-- Begin --

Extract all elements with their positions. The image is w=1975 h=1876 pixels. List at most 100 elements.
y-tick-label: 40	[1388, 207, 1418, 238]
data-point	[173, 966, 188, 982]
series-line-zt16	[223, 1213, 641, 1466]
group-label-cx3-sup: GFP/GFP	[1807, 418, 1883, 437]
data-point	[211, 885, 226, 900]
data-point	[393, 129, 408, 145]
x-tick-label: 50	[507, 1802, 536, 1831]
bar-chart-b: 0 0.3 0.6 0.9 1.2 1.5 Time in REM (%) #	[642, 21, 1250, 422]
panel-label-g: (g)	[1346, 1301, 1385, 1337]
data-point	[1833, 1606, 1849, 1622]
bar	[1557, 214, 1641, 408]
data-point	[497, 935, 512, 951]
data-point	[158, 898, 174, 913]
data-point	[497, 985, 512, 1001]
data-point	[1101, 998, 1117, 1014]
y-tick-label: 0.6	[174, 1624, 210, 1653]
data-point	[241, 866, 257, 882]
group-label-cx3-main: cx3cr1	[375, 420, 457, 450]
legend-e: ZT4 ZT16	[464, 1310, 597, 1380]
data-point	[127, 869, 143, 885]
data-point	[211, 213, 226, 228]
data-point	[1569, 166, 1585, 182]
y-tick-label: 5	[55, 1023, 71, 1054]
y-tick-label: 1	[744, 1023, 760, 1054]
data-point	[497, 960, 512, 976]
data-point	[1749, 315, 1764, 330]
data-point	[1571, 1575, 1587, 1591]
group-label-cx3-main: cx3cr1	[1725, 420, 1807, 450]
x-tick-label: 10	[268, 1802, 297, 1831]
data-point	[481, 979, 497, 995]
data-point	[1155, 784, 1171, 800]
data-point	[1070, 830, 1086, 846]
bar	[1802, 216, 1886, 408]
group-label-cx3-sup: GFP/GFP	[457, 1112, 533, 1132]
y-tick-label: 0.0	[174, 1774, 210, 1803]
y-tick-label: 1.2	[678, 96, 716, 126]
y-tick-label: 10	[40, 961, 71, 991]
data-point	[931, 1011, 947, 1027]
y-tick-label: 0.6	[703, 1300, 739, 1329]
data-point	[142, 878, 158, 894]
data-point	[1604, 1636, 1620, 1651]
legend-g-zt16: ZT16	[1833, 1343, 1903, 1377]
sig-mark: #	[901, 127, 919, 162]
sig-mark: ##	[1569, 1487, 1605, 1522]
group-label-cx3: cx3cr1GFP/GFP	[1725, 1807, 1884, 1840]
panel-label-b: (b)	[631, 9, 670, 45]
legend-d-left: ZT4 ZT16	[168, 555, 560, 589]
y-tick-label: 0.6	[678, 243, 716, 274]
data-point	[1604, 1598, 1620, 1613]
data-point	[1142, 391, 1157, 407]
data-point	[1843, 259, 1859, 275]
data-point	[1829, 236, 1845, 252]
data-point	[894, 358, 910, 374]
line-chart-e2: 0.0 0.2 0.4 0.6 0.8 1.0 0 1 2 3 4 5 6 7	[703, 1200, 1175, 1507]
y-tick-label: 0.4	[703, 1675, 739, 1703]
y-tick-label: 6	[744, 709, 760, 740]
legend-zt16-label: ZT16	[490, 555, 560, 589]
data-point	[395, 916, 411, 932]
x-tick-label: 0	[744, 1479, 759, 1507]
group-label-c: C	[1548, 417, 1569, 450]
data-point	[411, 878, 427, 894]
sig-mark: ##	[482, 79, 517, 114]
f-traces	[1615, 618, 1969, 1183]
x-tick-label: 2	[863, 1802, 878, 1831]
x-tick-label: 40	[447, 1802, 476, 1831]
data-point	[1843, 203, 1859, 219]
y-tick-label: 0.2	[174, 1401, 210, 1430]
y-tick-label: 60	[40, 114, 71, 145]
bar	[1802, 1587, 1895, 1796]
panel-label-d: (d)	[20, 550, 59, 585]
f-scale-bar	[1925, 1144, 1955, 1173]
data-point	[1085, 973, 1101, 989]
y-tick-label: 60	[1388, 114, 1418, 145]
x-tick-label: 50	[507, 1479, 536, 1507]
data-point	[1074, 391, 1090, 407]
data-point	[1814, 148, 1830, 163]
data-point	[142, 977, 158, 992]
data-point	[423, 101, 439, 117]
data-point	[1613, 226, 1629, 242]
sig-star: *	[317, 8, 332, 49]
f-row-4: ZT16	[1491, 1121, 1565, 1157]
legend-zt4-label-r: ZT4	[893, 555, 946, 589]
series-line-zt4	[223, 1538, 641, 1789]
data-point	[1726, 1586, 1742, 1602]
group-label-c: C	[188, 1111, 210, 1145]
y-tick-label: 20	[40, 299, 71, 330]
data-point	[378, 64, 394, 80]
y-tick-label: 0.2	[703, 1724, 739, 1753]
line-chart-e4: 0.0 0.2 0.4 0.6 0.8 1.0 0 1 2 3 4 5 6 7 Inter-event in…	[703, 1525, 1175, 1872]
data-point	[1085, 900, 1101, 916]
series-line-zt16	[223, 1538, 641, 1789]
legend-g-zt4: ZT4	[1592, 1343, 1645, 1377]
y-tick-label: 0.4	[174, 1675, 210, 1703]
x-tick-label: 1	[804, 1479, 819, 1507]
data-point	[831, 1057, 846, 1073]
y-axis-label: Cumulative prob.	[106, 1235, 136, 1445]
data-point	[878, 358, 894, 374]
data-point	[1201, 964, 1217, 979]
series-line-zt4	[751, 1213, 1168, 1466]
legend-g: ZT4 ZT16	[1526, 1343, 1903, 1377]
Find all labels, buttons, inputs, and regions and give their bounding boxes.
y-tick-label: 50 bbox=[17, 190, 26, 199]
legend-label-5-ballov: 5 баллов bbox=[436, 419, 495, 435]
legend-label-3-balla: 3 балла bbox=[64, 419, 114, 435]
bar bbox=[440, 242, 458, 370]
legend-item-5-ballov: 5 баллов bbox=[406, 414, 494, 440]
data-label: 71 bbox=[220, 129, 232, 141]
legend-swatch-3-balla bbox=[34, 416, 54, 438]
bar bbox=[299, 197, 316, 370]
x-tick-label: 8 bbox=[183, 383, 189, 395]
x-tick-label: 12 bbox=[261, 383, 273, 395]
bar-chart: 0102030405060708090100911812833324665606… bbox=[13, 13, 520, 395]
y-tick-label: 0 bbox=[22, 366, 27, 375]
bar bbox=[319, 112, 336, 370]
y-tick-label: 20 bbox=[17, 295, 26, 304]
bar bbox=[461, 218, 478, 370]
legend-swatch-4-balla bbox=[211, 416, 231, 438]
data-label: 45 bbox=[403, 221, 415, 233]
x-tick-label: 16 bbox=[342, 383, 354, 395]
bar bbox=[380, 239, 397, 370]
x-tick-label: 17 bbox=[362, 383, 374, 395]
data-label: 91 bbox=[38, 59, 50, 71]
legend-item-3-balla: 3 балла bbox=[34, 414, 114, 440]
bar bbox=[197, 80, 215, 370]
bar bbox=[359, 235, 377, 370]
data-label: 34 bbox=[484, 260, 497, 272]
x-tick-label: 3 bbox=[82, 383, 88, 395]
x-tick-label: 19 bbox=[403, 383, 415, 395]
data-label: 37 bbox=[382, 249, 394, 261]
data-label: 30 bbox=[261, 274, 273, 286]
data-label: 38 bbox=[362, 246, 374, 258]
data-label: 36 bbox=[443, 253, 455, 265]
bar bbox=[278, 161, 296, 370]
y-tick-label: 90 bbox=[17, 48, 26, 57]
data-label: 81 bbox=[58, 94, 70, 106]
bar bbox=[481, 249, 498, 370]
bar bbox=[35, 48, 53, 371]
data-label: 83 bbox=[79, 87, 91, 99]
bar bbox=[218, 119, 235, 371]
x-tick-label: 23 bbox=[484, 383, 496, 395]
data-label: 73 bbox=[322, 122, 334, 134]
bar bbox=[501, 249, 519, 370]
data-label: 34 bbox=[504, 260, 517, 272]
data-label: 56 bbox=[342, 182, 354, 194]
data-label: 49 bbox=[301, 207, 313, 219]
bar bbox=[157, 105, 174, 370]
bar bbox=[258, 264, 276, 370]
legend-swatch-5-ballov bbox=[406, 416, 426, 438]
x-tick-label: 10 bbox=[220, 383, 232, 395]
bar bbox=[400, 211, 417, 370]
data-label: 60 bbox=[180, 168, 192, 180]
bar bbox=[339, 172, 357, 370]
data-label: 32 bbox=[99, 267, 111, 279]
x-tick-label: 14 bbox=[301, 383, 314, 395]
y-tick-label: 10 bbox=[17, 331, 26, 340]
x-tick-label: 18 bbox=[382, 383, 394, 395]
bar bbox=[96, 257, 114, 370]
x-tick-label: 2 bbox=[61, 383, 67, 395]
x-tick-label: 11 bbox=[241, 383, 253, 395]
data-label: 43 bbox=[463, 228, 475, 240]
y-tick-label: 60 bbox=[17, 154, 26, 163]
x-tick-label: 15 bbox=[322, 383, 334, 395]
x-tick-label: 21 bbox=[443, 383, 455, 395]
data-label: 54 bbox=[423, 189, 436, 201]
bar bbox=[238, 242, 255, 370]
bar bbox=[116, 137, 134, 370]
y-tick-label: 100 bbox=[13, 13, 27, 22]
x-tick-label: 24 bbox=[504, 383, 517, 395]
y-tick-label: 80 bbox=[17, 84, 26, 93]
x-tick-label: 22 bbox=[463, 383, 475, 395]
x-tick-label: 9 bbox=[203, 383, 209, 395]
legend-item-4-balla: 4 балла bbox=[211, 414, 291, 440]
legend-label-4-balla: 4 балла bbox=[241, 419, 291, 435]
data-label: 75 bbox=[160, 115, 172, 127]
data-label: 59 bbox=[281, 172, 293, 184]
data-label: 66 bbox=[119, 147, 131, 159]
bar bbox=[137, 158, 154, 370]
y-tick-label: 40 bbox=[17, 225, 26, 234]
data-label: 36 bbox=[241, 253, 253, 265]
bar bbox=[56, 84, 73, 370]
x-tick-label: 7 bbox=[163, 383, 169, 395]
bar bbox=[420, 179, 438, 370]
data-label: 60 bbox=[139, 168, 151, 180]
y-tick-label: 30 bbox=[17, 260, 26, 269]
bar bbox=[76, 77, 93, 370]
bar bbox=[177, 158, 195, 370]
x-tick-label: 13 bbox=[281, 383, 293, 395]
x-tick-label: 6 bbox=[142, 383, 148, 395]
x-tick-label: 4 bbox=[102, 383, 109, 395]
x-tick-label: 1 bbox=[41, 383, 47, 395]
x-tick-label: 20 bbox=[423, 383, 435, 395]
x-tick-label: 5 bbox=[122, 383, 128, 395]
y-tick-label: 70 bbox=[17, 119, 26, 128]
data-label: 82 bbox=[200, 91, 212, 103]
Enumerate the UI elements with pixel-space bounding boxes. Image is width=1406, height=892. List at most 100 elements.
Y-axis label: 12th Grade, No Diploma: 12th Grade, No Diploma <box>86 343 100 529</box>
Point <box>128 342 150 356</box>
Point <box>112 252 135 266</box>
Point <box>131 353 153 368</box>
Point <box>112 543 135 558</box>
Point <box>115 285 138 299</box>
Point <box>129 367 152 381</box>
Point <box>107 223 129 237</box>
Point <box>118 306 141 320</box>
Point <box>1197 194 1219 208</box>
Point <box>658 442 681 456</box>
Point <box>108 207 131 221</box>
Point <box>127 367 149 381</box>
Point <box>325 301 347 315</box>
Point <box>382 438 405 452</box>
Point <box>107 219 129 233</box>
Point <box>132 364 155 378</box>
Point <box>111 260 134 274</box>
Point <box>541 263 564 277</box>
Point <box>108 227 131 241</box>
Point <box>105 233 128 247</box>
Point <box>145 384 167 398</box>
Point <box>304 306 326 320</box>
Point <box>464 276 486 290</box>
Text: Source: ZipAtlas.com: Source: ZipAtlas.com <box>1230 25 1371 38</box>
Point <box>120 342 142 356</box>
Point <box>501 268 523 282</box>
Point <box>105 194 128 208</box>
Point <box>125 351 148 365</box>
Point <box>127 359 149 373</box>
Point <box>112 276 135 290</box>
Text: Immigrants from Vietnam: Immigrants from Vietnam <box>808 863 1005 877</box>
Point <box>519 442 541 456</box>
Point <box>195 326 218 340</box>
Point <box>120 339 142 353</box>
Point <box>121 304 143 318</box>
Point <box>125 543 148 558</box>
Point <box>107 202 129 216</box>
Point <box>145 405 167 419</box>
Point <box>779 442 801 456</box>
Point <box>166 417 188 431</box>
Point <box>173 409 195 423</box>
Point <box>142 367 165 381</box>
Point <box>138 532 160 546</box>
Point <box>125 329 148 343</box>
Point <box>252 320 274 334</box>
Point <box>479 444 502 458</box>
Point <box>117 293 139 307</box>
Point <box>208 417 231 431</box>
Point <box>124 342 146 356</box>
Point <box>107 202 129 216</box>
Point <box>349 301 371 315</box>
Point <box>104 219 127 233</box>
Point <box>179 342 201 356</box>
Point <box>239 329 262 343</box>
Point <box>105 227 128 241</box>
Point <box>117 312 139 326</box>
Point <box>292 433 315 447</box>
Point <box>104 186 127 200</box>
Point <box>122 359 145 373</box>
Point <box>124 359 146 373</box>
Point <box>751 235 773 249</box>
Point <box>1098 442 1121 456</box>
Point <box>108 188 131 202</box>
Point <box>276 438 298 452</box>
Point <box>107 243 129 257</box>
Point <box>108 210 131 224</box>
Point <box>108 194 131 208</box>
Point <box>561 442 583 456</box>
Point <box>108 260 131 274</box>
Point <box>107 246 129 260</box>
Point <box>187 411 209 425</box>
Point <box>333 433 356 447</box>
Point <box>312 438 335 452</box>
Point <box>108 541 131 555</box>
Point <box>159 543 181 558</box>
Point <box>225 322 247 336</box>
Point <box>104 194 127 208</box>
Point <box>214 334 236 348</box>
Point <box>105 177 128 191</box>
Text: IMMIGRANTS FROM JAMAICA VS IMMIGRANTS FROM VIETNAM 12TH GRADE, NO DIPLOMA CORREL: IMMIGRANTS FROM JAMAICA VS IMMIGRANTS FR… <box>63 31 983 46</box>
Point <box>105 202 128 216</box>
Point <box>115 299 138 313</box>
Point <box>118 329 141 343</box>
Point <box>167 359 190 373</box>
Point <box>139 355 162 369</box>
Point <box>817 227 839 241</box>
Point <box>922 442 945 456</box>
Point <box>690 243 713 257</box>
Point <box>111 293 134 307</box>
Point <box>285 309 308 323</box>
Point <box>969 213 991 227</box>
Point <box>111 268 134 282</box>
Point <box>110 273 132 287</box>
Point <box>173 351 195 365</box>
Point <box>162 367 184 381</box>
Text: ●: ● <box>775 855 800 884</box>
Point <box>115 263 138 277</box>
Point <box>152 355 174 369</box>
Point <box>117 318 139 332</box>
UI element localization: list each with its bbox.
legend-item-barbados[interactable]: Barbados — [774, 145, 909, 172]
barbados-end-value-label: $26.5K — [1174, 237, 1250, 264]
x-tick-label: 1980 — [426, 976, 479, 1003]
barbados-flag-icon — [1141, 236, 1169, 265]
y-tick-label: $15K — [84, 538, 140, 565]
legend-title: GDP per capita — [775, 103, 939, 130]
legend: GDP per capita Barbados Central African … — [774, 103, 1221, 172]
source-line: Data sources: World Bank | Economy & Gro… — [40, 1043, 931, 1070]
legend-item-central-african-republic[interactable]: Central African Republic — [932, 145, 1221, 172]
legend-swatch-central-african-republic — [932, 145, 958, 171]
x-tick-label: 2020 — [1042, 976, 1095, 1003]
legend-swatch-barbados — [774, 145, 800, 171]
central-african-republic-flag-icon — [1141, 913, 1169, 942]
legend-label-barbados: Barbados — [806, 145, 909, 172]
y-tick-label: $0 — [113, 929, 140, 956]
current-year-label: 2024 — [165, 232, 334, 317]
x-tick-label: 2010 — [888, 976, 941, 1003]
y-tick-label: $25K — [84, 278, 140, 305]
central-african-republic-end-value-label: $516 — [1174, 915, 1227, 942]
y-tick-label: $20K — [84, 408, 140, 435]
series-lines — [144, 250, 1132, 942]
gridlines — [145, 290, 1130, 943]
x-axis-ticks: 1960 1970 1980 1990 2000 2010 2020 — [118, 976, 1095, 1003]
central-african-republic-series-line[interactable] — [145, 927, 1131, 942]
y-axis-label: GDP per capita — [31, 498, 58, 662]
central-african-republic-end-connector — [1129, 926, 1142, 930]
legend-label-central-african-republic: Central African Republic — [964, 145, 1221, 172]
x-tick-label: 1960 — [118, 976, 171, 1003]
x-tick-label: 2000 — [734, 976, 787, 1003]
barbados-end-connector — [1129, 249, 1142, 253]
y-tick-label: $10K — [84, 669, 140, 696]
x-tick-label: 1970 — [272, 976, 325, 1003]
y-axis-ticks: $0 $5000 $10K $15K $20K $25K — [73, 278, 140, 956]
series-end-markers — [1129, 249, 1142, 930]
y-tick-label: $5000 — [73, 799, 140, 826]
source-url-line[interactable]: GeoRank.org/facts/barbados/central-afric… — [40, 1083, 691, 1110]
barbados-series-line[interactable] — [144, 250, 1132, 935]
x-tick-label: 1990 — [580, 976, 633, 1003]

-- End --

*Given task*
Starting at the beginning of the entries and ending with the line that contains "259, 1859, 275]", render each line as one string in a JSON list, leaving out any blank lines.

*Result below*
[
  "Extract all elements with their positions. The image is w=1975 h=1876 pixels. List at most 100 elements.",
  "y-tick-label: 40\t[1388, 207, 1418, 238]",
  "data-point\t[173, 966, 188, 982]",
  "series-line-zt16\t[223, 1213, 641, 1466]",
  "group-label-cx3-sup: GFP/GFP\t[1807, 418, 1883, 437]",
  "data-point\t[211, 885, 226, 900]",
  "data-point\t[393, 129, 408, 145]",
  "x-tick-label: 50\t[507, 1802, 536, 1831]",
  "bar-chart-b: 0 0.3 0.6 0.9 1.2 1.5 Time in REM (%) #\t[642, 21, 1250, 422]",
  "panel-label-g: (g)\t[1346, 1301, 1385, 1337]",
  "data-point\t[1833, 1606, 1849, 1622]",
  "bar\t[1557, 214, 1641, 408]",
  "data-point\t[497, 935, 512, 951]",
  "data-point\t[158, 898, 174, 913]",
  "data-point\t[497, 985, 512, 1001]",
  "data-point\t[1101, 998, 1117, 1014]",
  "y-tick-label: 0.6\t[174, 1624, 210, 1653]",
  "data-point\t[241, 866, 257, 882]",
  "group-label-cx3-main: cx3cr1\t[375, 420, 457, 450]",
  "legend-e: ZT4 ZT16\t[464, 1310, 597, 1380]",
  "data-point\t[127, 869, 143, 885]",
  "data-point\t[211, 213, 226, 228]",
  "data-point\t[1569, 166, 1585, 182]",
  "y-tick-label: 5\t[55, 1023, 71, 1054]",
  "y-tick-label: 1\t[744, 1023, 760, 1054]",
  "data-point\t[497, 960, 512, 976]",
  "data-point\t[1749, 315, 1764, 330]",
  "data-point\t[1571, 1575, 1587, 1591]",
  "group-label-cx3-main: cx3cr1\t[1725, 420, 1807, 450]",
  "x-tick-label: 10\t[268, 1802, 297, 1831]",
  "data-point\t[481, 979, 497, 995]",
  "data-point\t[1155, 784, 1171, 800]",
  "data-point\t[1070, 830, 1086, 846]",
  "bar\t[1802, 216, 1886, 408]",
  "group-label-cx3-sup: GFP/GFP\t[457, 1112, 533, 1132]",
  "y-tick-label: 0.0\t[174, 1774, 210, 1803]",
  "y-tick-label: 1.2\t[678, 96, 716, 126]",
  "y-tick-label: 10\t[40, 961, 71, 991]",
  "data-point\t[931, 1011, 947, 1027]",
  "y-tick-label: 0.6\t[703, 1300, 739, 1329]",
  "data-point\t[142, 878, 158, 894]",
  "data-point\t[1604, 1636, 1620, 1651]",
  "legend-g-zt16: ZT16\t[1833, 1343, 1903, 1377]",
  "sig-mark: #\t[901, 127, 919, 162]",
  "sig-mark: ##\t[1569, 1487, 1605, 1522]",
  "group-label-cx3: cx3cr1GFP/GFP\t[1725, 1807, 1884, 1840]",
  "panel-label-b: (b)\t[631, 9, 670, 45]",
  "legend-d-left: ZT4 ZT16\t[168, 555, 560, 589]",
  "y-tick-label: 0.6\t[678, 243, 716, 274]",
  "data-point\t[1604, 1598, 1620, 1613]",
  "data-point\t[1142, 391, 1157, 407]",
  "data-point\t[1843, 259, 1859, 275]"
]